Where a line contains the word "fuego", copy that line in full.
**** ENTRIES
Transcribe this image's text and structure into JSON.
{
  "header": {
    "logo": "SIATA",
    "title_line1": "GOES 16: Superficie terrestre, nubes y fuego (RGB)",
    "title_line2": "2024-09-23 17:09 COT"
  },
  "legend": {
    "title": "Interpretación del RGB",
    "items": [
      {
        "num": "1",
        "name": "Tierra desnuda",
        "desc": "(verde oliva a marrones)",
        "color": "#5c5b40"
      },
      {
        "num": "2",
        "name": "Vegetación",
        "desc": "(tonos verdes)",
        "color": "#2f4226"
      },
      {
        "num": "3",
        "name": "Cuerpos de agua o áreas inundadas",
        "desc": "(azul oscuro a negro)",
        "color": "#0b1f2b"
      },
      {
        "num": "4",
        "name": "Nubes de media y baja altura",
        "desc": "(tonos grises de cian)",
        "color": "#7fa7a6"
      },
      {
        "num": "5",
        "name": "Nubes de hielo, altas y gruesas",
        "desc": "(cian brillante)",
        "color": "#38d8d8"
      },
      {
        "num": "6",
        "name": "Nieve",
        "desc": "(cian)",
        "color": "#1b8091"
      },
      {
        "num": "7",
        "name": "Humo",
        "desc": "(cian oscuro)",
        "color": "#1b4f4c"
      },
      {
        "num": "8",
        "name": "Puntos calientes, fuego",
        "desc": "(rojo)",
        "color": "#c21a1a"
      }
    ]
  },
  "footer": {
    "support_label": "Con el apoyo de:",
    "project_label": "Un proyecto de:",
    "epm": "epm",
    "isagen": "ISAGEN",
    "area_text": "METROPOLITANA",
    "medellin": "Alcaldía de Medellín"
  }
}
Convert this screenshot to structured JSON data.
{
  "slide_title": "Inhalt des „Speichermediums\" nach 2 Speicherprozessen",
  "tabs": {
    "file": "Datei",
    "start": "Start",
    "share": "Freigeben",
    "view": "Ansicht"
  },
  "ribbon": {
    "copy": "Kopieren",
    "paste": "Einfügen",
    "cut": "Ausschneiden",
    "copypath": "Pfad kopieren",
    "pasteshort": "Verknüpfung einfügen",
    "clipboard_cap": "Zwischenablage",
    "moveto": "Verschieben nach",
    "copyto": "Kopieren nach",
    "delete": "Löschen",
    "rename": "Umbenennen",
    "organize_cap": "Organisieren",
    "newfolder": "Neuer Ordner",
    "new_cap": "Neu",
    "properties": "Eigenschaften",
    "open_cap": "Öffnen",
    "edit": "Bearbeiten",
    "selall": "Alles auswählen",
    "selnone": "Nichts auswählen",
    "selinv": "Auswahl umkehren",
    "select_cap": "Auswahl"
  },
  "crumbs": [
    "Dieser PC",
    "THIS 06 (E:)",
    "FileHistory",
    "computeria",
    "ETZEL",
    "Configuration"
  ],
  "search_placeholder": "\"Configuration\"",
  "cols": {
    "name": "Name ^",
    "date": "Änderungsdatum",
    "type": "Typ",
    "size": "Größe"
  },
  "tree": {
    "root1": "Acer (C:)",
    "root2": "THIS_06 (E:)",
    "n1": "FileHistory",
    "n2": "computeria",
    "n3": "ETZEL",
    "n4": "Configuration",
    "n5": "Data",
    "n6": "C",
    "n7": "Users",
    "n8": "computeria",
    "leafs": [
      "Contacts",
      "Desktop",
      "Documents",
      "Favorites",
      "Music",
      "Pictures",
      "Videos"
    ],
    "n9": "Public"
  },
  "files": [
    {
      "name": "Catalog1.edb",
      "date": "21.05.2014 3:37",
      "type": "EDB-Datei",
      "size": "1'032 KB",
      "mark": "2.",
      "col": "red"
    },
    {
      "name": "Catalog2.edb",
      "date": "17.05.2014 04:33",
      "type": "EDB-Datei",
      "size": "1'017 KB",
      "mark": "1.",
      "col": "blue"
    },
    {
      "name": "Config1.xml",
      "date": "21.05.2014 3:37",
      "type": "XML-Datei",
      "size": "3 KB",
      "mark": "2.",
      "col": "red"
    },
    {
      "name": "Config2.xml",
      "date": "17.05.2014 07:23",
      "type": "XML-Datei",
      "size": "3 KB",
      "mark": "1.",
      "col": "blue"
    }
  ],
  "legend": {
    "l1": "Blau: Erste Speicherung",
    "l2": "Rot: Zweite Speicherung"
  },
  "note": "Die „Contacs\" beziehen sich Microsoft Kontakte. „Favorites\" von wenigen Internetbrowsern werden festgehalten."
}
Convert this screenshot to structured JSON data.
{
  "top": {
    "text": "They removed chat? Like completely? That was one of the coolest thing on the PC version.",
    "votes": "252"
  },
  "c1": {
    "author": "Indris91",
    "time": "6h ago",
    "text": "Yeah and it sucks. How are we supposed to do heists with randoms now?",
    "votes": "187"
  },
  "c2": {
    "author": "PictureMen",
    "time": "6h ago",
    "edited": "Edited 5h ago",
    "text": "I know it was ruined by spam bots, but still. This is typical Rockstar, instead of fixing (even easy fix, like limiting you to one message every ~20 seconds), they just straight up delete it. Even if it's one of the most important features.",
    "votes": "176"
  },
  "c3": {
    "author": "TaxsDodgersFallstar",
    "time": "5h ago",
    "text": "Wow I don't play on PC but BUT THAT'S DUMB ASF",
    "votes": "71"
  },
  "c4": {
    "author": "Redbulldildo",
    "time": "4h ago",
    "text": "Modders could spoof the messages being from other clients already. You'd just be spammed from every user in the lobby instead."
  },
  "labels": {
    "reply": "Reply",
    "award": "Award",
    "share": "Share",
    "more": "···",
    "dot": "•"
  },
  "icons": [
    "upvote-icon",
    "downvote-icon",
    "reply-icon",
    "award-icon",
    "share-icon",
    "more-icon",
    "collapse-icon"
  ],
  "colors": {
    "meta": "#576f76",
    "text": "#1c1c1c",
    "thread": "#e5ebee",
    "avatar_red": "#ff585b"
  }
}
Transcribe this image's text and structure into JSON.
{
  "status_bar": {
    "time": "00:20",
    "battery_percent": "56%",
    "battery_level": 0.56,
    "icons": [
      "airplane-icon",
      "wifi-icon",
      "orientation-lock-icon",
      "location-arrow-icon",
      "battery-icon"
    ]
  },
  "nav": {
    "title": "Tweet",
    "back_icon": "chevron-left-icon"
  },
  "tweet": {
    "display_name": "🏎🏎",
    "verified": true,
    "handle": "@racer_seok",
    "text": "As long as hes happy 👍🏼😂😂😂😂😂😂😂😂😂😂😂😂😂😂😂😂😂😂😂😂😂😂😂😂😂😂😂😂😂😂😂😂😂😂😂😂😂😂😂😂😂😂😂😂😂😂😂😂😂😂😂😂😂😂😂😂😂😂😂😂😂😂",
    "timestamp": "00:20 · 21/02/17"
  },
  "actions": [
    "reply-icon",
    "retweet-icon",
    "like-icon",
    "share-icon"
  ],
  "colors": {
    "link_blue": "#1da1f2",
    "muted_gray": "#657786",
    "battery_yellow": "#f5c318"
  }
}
********
TASK ANSWER -
    "title_line1": "GOES 16: Superficie terrestre, nubes y fuego (RGB)",
        "name": "Puntos calientes, fuego",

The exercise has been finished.